*Record extracts:*
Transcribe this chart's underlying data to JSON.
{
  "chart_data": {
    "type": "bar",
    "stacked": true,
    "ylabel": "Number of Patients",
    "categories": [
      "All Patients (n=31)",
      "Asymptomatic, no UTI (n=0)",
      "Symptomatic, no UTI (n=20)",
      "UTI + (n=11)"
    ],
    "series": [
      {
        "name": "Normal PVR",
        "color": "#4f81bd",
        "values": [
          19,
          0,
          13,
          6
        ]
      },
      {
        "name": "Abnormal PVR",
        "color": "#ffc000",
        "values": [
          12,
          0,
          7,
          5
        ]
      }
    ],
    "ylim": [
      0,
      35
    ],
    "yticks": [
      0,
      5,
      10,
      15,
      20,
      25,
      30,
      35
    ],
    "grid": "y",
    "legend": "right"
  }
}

--

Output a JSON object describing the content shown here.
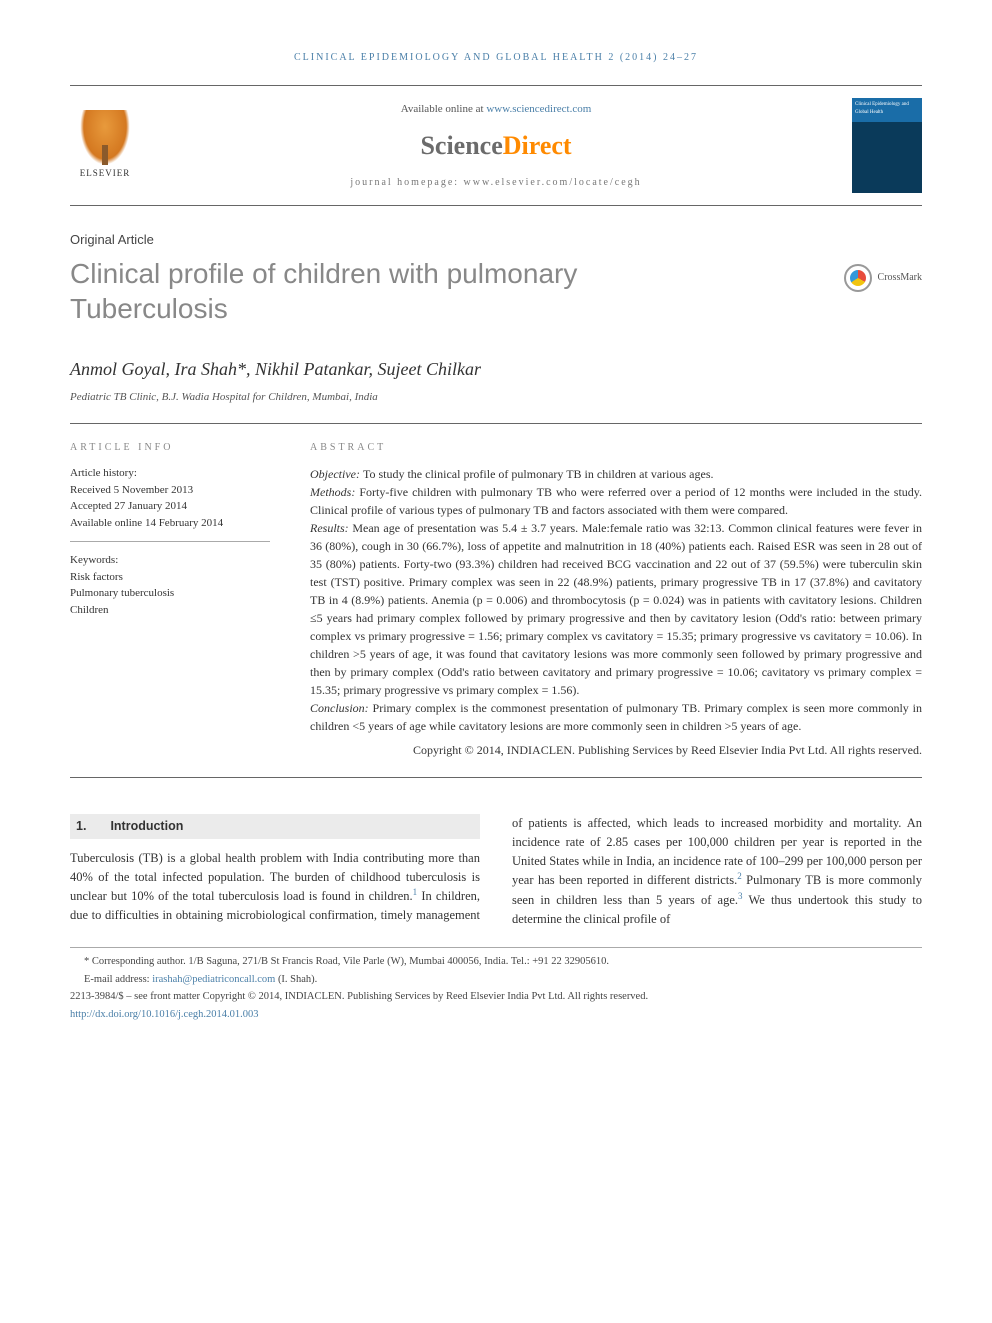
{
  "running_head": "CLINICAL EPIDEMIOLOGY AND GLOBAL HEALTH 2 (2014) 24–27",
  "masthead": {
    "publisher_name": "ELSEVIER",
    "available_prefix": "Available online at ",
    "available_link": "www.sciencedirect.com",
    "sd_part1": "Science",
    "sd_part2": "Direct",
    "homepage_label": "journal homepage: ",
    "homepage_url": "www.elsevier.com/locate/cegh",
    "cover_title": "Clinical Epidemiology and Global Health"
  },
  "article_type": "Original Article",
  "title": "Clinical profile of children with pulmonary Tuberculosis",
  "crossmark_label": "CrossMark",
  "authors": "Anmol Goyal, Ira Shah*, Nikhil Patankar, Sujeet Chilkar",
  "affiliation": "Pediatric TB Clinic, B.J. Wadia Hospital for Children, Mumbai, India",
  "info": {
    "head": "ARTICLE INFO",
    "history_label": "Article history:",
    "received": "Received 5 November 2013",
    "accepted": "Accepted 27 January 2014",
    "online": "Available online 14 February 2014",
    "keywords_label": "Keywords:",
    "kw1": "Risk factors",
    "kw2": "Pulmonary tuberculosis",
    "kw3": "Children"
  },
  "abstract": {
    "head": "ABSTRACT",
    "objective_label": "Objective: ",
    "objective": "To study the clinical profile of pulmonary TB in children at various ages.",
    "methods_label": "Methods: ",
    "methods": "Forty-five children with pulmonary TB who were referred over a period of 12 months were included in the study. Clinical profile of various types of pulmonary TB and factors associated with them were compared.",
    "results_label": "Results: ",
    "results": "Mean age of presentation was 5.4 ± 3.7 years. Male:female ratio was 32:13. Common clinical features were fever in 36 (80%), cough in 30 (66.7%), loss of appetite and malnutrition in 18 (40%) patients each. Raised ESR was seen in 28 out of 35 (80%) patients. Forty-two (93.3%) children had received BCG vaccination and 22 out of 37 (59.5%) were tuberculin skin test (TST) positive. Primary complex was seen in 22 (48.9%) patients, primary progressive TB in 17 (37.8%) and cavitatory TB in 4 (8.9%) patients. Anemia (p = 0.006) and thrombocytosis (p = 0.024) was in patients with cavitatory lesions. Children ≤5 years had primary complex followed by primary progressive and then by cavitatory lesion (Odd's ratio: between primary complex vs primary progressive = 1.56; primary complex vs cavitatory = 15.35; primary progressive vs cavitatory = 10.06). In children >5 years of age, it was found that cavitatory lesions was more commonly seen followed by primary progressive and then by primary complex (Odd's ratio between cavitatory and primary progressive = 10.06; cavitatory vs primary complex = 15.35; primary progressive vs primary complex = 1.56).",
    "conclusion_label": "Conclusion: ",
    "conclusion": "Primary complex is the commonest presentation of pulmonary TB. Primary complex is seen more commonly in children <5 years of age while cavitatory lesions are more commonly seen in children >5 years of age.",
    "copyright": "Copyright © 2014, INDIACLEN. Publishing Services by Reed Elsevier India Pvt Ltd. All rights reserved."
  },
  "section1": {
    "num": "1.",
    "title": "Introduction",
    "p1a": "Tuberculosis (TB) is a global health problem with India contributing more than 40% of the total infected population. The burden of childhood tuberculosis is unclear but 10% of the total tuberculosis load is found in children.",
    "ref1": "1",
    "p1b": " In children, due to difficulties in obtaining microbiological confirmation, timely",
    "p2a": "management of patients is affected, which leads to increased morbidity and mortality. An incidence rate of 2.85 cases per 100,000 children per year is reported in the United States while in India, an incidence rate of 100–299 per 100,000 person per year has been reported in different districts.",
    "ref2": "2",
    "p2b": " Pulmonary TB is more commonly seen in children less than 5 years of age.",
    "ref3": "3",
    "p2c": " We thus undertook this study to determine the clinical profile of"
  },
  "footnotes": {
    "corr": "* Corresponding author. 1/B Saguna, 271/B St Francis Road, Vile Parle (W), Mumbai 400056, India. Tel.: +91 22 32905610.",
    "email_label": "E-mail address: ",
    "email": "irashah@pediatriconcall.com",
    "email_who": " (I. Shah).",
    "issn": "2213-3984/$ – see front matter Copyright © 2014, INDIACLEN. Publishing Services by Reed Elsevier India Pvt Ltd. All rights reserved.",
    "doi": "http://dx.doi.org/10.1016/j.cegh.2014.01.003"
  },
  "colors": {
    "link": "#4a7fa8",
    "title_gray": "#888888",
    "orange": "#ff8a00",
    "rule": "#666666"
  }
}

...

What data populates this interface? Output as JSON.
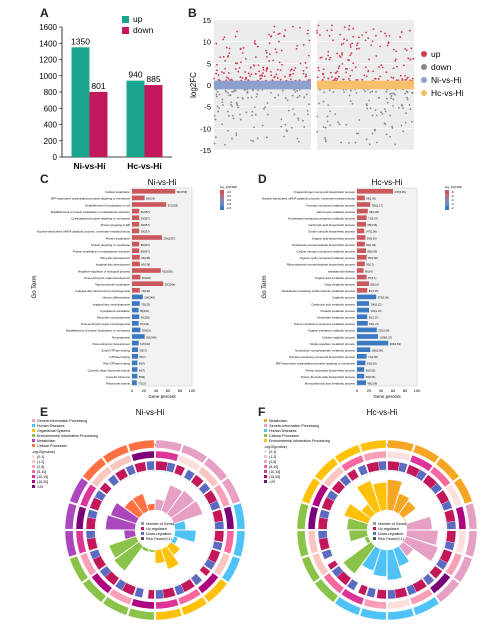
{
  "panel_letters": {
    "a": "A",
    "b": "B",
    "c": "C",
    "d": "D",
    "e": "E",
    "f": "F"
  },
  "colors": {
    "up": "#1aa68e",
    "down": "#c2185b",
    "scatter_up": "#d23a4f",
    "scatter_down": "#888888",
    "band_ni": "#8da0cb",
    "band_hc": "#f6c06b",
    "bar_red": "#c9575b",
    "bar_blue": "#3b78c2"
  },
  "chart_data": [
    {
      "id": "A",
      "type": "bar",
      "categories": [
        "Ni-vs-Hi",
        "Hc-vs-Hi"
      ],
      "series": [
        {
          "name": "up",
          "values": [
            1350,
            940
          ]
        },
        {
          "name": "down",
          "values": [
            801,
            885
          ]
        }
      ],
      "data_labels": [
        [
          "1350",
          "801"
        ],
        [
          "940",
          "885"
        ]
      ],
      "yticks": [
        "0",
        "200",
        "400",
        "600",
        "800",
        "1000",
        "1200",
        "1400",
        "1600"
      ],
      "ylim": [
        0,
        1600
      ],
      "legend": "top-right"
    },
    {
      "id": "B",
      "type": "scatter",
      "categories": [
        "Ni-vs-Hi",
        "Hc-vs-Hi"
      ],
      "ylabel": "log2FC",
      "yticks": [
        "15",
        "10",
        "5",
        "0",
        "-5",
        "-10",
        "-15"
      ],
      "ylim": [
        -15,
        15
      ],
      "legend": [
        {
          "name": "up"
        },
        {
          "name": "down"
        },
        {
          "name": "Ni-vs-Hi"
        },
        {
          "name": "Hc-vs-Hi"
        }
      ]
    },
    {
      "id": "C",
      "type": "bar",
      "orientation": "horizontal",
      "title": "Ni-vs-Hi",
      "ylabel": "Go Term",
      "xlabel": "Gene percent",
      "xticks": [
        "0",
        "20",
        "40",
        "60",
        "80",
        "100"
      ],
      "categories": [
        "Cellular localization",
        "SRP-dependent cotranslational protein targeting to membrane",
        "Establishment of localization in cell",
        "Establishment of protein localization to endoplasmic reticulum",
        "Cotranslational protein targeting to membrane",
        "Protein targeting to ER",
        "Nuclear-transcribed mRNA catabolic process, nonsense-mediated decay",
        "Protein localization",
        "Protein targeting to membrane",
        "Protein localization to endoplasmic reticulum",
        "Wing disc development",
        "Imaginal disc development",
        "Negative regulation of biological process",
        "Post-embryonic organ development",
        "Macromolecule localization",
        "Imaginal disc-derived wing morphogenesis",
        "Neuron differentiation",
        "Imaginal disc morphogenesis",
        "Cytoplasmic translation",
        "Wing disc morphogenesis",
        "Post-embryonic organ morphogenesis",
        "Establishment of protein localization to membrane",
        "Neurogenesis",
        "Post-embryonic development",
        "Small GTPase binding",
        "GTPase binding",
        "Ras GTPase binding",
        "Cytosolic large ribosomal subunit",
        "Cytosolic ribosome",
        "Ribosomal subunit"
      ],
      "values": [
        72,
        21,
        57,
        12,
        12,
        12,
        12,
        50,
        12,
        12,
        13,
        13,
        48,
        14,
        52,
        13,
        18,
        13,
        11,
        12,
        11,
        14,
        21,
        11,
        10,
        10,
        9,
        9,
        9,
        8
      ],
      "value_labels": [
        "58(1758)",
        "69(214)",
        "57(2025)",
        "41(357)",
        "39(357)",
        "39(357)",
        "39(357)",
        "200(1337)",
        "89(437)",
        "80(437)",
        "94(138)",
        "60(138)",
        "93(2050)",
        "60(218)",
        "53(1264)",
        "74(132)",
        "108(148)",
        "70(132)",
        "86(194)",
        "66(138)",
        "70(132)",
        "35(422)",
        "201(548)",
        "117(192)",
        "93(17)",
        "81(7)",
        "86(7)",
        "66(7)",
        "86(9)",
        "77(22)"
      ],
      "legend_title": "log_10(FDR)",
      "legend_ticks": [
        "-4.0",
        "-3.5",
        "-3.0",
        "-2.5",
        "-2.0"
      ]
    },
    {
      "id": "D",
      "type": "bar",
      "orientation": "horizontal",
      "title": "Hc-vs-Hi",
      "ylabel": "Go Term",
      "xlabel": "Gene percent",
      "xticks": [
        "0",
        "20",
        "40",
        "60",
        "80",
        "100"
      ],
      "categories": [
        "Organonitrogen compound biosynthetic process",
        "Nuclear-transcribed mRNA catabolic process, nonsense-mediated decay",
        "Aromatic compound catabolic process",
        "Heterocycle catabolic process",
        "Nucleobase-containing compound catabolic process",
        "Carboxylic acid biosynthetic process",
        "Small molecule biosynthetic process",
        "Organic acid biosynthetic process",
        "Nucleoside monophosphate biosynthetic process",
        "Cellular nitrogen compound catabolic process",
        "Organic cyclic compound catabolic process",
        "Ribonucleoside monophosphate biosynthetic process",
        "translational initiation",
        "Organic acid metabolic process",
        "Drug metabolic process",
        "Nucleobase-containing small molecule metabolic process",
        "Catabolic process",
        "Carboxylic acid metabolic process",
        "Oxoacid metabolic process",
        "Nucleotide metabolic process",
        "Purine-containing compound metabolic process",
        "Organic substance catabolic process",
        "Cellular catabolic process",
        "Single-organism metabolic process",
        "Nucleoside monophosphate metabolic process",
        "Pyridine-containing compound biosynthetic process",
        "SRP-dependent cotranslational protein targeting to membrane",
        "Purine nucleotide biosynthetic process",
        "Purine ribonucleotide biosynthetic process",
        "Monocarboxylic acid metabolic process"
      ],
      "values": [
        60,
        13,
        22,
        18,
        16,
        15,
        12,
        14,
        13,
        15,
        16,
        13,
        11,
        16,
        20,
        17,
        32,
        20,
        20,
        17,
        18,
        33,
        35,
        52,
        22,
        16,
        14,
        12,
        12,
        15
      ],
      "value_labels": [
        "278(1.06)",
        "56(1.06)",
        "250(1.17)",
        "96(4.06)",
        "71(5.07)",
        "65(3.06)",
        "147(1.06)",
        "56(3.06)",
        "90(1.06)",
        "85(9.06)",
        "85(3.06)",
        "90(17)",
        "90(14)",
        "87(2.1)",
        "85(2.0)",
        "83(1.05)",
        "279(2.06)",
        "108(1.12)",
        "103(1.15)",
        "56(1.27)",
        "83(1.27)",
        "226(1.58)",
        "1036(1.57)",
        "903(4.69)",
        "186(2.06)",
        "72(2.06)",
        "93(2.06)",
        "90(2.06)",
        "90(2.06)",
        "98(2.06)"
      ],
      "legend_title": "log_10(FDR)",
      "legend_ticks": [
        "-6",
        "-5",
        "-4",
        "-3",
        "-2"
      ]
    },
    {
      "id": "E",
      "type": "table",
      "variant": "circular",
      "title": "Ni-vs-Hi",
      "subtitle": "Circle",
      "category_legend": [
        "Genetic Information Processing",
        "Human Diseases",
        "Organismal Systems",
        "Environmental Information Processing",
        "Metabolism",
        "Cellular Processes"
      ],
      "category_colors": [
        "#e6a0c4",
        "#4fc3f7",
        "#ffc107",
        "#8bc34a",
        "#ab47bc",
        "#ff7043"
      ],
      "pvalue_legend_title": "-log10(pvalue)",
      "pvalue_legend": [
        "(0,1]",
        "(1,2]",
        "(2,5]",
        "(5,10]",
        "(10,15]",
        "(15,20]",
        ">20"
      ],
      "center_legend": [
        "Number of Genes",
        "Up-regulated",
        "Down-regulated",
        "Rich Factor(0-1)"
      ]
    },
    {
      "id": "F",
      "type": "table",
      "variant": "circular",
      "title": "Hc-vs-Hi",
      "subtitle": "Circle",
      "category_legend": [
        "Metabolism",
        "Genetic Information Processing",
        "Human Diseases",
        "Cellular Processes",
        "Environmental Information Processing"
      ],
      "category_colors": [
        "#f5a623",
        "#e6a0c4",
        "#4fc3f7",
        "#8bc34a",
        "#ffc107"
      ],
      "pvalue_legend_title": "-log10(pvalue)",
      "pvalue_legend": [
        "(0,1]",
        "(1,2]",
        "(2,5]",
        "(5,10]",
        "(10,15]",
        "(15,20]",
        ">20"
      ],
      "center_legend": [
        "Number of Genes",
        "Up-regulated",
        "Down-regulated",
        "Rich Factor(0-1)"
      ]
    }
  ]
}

*Try it:* Across the entries above, find each line with the word "this" and please copy it out.

*Your solution:*
Transcribe this chart's underlying data to JSON.
    "p2c": " We thus undertook this study to determine the clinical profile of"
What data populates this interface? Output as JSON.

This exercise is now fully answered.